• **To be done**:
Search the listing below for the string "Niko" and copy every line where it occurs.
Start of Extracted entries
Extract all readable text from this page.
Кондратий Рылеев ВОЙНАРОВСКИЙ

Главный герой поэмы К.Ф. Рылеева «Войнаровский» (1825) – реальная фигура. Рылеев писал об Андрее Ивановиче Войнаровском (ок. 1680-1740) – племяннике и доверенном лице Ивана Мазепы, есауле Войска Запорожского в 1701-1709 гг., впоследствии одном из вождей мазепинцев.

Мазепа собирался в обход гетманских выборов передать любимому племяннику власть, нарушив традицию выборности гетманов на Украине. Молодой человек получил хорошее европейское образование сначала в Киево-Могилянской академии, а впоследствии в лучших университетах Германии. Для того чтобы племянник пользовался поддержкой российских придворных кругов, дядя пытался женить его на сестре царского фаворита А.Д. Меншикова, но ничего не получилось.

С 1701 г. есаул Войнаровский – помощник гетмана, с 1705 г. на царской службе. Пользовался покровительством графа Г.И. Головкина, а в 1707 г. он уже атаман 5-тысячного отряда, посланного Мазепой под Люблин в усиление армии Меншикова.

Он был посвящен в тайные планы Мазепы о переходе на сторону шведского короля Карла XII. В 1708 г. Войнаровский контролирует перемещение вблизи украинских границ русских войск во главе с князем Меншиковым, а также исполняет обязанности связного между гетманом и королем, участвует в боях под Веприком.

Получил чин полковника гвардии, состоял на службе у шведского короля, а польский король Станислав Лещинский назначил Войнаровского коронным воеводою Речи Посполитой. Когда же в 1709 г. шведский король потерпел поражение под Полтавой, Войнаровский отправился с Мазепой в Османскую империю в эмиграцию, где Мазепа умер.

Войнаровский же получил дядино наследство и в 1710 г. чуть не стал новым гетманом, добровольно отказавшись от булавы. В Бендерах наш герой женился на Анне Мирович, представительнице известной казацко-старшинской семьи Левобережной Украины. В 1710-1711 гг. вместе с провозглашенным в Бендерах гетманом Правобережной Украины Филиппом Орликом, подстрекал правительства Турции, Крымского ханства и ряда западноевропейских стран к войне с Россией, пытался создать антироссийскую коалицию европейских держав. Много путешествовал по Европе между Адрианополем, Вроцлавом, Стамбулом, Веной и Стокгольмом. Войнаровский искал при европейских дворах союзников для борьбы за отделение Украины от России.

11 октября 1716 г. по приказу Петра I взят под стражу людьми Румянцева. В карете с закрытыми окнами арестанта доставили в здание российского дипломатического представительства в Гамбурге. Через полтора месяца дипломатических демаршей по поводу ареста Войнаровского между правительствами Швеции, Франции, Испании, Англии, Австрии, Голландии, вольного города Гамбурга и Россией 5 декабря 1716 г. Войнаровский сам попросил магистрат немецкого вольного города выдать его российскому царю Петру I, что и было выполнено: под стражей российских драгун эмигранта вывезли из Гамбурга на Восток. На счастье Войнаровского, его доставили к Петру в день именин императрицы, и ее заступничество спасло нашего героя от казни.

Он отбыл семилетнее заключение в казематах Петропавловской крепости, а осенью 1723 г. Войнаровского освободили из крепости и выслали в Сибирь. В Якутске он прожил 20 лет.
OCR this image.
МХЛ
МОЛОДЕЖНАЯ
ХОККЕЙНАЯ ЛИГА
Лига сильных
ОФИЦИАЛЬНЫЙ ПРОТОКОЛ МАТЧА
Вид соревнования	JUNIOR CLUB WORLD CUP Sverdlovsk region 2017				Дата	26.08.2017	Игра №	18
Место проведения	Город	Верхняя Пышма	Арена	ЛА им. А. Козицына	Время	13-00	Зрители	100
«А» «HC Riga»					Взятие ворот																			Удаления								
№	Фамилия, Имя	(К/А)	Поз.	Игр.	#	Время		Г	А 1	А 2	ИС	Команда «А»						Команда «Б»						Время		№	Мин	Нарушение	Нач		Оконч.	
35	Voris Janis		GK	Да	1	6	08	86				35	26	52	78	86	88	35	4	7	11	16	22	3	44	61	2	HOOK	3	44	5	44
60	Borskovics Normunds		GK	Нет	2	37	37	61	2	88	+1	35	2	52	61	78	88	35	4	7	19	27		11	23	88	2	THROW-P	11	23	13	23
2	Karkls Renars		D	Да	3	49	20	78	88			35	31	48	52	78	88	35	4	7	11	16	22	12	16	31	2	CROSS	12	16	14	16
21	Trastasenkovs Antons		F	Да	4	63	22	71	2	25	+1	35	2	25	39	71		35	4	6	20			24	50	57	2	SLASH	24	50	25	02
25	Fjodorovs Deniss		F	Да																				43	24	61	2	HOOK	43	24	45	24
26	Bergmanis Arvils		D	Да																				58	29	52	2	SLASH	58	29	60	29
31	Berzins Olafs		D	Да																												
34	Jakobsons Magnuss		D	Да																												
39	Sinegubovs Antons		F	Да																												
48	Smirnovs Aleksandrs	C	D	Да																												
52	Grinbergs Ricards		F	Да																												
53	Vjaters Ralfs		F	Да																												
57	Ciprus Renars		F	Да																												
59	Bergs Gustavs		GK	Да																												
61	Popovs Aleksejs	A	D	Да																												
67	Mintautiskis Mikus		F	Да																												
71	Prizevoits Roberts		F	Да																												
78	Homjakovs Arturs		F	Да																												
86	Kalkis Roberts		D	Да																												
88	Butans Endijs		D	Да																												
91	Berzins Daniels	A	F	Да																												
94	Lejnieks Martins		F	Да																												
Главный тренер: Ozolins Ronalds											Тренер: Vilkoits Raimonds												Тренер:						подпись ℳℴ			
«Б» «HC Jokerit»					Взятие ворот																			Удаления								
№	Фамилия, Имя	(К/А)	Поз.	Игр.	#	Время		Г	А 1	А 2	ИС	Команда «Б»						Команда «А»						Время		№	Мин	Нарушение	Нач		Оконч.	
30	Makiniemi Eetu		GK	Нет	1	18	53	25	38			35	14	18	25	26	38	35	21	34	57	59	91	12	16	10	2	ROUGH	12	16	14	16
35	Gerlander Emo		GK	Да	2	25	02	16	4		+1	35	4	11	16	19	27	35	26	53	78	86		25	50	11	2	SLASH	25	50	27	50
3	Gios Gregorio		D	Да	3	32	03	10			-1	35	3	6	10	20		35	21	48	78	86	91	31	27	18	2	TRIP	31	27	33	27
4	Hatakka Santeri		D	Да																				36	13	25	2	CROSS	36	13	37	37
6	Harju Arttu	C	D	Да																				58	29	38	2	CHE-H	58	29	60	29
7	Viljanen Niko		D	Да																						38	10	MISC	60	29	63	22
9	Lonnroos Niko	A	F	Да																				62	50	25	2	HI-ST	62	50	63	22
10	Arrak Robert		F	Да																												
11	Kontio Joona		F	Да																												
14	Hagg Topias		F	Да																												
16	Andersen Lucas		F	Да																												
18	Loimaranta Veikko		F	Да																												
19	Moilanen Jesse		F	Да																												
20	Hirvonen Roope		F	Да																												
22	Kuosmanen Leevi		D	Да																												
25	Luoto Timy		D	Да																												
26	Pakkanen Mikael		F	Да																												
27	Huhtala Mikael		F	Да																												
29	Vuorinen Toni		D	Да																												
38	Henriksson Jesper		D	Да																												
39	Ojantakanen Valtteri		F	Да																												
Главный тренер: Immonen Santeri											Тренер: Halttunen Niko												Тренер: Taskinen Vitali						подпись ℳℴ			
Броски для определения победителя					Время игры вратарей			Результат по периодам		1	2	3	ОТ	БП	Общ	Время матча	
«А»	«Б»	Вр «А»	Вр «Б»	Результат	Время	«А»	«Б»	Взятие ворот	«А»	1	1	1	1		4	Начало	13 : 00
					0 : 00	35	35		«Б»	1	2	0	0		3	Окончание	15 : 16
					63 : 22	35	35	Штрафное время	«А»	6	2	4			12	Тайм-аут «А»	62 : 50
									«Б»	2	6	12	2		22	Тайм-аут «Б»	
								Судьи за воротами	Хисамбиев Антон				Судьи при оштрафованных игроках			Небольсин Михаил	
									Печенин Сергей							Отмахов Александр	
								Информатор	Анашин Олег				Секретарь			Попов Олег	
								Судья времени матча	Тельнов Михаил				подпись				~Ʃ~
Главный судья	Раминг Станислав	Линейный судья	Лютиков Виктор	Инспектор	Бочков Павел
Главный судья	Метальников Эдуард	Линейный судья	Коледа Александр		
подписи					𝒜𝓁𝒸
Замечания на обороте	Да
End of Extracted entries
• **Final answer**:
7	Viljanen Niko		D	Да																						38	10	MISC	60	29	63	22
9	Lonnroos Niko	A	F	Да																				62	50	25	2	HI-ST	62	50	63	22
Главный тренер: Immonen Santeri											Тренер: Halttunen Niko												Тренер: Taskinen Vitali						подпись ℳℴ			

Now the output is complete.